* Set task
Write out all of the entries exactly, please.

* Data provided
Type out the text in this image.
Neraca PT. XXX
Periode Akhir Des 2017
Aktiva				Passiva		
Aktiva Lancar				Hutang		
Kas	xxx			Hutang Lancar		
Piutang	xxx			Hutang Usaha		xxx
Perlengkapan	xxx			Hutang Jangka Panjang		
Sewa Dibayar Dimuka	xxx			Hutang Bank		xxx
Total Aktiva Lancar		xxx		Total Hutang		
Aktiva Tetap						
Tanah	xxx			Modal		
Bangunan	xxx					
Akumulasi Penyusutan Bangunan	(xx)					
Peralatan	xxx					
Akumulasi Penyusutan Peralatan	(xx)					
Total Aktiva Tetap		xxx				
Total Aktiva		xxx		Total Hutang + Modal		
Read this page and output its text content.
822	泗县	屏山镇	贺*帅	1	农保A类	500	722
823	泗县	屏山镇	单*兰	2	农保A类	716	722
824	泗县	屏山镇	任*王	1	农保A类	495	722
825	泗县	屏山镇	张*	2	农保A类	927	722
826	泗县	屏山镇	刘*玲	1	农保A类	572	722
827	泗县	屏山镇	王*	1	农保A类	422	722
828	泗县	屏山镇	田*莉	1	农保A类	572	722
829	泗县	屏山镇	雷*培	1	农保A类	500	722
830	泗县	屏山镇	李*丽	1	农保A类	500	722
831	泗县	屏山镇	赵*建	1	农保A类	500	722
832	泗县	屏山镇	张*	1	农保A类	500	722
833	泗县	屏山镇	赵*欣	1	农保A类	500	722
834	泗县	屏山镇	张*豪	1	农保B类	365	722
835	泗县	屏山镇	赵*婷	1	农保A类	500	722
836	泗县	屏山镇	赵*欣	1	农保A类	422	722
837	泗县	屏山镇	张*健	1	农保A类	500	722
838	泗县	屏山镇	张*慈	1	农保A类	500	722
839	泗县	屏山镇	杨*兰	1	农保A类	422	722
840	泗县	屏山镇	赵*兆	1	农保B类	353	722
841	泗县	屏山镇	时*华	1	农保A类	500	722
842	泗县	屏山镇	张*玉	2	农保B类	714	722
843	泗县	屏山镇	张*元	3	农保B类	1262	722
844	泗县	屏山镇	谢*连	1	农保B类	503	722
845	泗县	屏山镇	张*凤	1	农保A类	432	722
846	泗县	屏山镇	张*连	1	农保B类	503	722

* Full response
Type out the text in this image.
Neraca PT. XXX
Periode Akhir Des 2017
Aktiva				Passiva		
Aktiva Lancar				Hutang		
Kas	xxx			Hutang Lancar		
Piutang	xxx			Hutang Usaha		xxx
Perlengkapan	xxx			Hutang Jangka Panjang		
Sewa Dibayar Dimuka	xxx			Hutang Bank		xxx
Total Aktiva Lancar		xxx		Total Hutang		
Aktiva Tetap						
Tanah	xxx			Modal		
Bangunan	xxx					
Akumulasi Penyusutan Bangunan	(xx)					
Peralatan	xxx					
Akumulasi Penyusutan Peralatan	(xx)					
Total Aktiva Tetap		xxx				
Total Aktiva		xxx		Total Hutang + Modal		
Read this page and output its text content.
822	泗县	屏山镇	贺*帅	1	农保A类	500	722
823	泗县	屏山镇	单*兰	2	农保A类	716	722
824	泗县	屏山镇	任*王	1	农保A类	495	722
825	泗县	屏山镇	张*	2	农保A类	927	722
826	泗县	屏山镇	刘*玲	1	农保A类	572	722
827	泗县	屏山镇	王*	1	农保A类	422	722
828	泗县	屏山镇	田*莉	1	农保A类	572	722
829	泗县	屏山镇	雷*培	1	农保A类	500	722
830	泗县	屏山镇	李*丽	1	农保A类	500	722
831	泗县	屏山镇	赵*建	1	农保A类	500	722
832	泗县	屏山镇	张*	1	农保A类	500	722
833	泗县	屏山镇	赵*欣	1	农保A类	500	722
834	泗县	屏山镇	张*豪	1	农保B类	365	722
835	泗县	屏山镇	赵*婷	1	农保A类	500	722
836	泗县	屏山镇	赵*欣	1	农保A类	422	722
837	泗县	屏山镇	张*健	1	农保A类	500	722
838	泗县	屏山镇	张*慈	1	农保A类	500	722
839	泗县	屏山镇	杨*兰	1	农保A类	422	722
840	泗县	屏山镇	赵*兆	1	农保B类	353	722
841	泗县	屏山镇	时*华	1	农保A类	500	722
842	泗县	屏山镇	张*玉	2	农保B类	714	722
843	泗县	屏山镇	张*元	3	农保B类	1262	722
844	泗县	屏山镇	谢*连	1	农保B类	503	722
845	泗县	屏山镇	张*凤	1	农保A类	432	722
846	泗县	屏山镇	张*连	1	农保B类	503	722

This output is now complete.